Below is a block of data; give all of it again word for word.

**DATA ROWS:**
* * * * *

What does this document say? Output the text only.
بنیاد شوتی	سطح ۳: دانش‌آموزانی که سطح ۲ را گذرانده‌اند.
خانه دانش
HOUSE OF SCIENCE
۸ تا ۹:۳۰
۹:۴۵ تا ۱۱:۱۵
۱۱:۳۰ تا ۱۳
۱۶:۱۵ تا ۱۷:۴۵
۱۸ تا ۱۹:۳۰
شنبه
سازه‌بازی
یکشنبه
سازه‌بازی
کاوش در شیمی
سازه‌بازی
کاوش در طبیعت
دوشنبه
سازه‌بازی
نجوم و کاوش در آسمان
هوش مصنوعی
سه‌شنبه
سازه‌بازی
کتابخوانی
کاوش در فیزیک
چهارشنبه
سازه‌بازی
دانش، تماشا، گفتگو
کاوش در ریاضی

* * * * *

**WRITTEN ANSWER:**
What does this document say? Output the text only.
بنیاد شوتی	سطح ۳: دانش‌آموزانی که سطح ۲ را گذرانده‌اند.
خانه دانش
HOUSE OF SCIENCE
۸ تا ۹:۳۰
۹:۴۵ تا ۱۱:۱۵
۱۱:۳۰ تا ۱۳
۱۶:۱۵ تا ۱۷:۴۵
۱۸ تا ۱۹:۳۰
شنبه
سازه‌بازی
یکشنبه
سازه‌بازی
کاوش در شیمی
سازه‌بازی
کاوش در طبیعت
دوشنبه
سازه‌بازی
نجوم و کاوش در آسمان
هوش مصنوعی
سه‌شنبه
سازه‌بازی
کتابخوانی
کاوش در فیزیک
چهارشنبه
سازه‌بازی
دانش، تماشا، گفتگو
کاوش در ریاضی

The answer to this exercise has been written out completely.